[Supplied text]
··········
Not only does Blake draw upon his extensive experience in the “Big Leagues” of the Broadway stage, but he makes extensive use of home-grown talent to augment and fill out the stage in the various production numbers.

Judah Levine, a former St. Louisan now residing in Boston, proudly informed us that his teenage son Eitan Kling-Levine performed as part of the Youth Chorus for “Footloose.”

The Kling-Levine family are very proud of their extensive St. Louis roots, which Judah Levine’s late father-in-law, Rabbi Simcha Kling, who was Assistant Rabbi of Congregation B’nai Amoona from 1948-1951.

The family resided for a time in the Delmar Loop. They are also justly proud of Eitan’s participation in the Youth Chorus in “Footloose.”

To the credit of Paul Blake and the other directors of the shows at The Muny, the Youth Chorus and the young local dancers of all ages who take part in the various production numbers blend seamlessly with the professional cast members. In “Footloose,” Curtis Holbrook plays Ren McCormack (the role played by Kevin Bacon in the film), and Jennifer Prescott plays his mom, Ethel. Their father and husband walked out on the mother and son, who move from urban and hip Chicago to Bomont, Texas, where the tiny town has banned dancing at the local high school at the urging of a righteous preacher, Rev. Shaw Moore, whose son had been killed in an accident following an earlier dance Jeff McCarthy is superb in the challenging role of Reverend Moore, avoiding easy stereotypes to present a truly conflicted man. Dee Hoty is believable as his wife Vi Moore, who is both supportive and conflicted towards their rebellious daughter Ariel, engagingly portrayed by Meggie Cansler. “Footloose” has elements of “Bye, Bye Birdie,” “Grease,” and other dance-themed shows, and The Muny production is lively and satisfying.
··········
[Exercises to complete]
a. Transcribe the passage about The Muny's "Footloose" between "Not only does" and "Amoona from 1948-1951.", inclusive.
b. For each statement, say whether the passage about The Muny's "Footloose" supports it, answering yes or no and quoting the deciding words: (i) Curtis Holbrook plays Ren McCormack. (ii) Ren and his mother move to Bomont, Texas, from Chicago. (iii) Dee Hoty plays the daughter, Ariel.
c. According to the passage about The Muny's "Footloose," which actor plays Reverend Moore?
You will not need any of the lines to complete the work.

[Excerpts from a layout annotation set]
··········
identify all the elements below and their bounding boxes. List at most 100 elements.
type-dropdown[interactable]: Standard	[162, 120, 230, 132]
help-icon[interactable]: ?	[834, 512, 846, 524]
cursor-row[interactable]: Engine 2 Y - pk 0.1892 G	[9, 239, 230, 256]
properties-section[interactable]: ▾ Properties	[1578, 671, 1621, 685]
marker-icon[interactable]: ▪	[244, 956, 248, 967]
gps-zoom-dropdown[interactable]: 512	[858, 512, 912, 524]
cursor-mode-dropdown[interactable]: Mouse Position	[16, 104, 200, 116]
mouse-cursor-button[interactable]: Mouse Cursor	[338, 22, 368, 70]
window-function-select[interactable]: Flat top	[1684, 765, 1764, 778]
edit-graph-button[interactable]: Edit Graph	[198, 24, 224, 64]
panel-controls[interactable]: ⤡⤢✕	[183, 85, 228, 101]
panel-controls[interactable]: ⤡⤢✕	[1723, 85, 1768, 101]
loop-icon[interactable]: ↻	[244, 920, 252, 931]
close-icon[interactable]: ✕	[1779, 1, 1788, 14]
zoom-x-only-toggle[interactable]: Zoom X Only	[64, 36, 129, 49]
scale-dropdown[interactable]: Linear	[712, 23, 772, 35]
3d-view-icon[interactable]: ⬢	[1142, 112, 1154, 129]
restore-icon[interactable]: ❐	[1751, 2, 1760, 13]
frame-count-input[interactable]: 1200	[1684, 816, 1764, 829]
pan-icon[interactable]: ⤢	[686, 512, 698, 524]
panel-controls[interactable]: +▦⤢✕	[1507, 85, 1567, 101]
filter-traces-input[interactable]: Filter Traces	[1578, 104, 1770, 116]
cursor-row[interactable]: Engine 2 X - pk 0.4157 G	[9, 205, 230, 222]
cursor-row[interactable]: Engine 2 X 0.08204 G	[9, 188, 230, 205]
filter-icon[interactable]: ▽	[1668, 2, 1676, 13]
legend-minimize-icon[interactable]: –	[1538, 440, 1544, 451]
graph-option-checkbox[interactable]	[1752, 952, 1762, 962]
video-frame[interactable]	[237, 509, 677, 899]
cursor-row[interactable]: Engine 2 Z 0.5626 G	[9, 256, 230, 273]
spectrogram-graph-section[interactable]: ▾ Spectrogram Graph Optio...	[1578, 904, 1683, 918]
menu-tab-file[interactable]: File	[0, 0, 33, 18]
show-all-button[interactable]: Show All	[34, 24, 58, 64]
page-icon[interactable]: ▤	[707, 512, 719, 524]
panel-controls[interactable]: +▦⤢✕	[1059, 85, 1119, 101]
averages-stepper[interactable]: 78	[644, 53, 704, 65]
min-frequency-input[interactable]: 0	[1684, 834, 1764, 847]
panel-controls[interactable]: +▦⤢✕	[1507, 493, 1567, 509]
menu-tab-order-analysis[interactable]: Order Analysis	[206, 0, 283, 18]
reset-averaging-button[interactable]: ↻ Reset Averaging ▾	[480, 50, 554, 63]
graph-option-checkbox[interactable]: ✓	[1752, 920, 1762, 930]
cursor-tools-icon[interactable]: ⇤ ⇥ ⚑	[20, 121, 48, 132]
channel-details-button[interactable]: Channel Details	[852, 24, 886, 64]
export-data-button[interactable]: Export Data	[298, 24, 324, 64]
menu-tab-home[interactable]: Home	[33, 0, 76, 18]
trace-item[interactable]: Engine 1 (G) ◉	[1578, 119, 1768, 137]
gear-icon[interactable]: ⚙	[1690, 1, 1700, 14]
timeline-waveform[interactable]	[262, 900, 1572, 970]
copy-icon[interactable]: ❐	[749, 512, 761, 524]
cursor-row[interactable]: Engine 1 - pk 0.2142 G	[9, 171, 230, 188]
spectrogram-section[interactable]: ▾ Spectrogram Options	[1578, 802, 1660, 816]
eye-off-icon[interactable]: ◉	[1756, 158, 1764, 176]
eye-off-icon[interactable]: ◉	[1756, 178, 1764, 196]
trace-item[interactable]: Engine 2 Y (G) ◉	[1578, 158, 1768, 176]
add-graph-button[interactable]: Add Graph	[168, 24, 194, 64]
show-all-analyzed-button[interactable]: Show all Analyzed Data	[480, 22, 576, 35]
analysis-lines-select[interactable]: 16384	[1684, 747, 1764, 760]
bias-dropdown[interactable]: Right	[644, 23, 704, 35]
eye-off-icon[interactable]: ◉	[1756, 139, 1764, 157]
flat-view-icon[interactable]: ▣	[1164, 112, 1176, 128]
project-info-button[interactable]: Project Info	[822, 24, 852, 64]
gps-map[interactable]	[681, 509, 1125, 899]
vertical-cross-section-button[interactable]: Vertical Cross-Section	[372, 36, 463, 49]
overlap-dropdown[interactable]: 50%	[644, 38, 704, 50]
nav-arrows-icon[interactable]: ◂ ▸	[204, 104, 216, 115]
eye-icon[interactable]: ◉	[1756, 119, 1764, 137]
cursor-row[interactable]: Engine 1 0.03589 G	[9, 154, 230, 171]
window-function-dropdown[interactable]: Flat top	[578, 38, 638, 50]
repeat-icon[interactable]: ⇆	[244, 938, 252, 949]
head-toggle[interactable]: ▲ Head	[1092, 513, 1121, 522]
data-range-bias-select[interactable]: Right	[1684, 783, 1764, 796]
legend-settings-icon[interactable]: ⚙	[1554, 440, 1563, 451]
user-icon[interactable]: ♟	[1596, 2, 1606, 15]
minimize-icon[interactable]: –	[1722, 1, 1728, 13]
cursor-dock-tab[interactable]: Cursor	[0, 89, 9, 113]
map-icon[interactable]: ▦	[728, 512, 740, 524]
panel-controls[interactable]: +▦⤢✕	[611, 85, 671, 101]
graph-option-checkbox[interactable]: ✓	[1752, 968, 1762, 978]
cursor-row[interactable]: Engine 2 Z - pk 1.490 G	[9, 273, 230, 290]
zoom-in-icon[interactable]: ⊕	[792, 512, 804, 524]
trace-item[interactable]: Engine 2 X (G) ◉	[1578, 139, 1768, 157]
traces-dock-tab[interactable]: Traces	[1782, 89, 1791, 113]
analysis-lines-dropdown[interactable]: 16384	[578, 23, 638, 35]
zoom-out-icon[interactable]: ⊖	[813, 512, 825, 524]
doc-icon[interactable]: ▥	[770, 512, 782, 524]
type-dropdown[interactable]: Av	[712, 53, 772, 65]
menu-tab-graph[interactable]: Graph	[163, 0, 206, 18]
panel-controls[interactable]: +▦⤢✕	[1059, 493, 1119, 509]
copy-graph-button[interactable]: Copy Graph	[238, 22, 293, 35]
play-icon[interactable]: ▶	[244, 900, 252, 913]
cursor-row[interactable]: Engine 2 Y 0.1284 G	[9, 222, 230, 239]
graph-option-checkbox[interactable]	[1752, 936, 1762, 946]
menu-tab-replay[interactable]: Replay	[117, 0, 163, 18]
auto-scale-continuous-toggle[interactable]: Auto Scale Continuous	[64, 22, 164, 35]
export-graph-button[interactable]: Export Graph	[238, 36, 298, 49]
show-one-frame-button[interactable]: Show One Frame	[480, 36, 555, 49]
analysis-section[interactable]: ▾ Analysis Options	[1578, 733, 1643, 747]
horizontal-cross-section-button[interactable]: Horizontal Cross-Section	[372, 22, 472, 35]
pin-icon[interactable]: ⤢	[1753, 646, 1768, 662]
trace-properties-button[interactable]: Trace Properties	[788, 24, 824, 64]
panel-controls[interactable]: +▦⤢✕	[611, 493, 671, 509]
··········
[The solutions]
a.
Not only does Blake draw upon his extensive experience in the “Big Leagues” of the Broadway stage, but he makes extensive use of home-grown talent to augment and fill out the stage in the various production numbers.

Judah Levine, a former St. Louisan now residing in Boston, proudly informed us that his teenage son Eitan Kling-Levine performed as part of the Youth Chorus for “Footloose.”

The Kling-Levine family are very proud of their extensive St. Louis roots, which Judah Levine’s late father-in-law, Rabbi Simcha Kling, who was Assistant Rabbi of Congregation B’nai Amoona from 1948-1951.

b.
(i) Yes: "Curtis Holbrook plays Ren McCormack (the role played by Kevin Bacon in the film)"
(ii) Yes: "who move from urban and hip Chicago to Bomont, Texas"
(iii) No: "Dee Hoty is believable as his wife Vi Moore"

c. Jeff McCarthy plays Reverend Moore.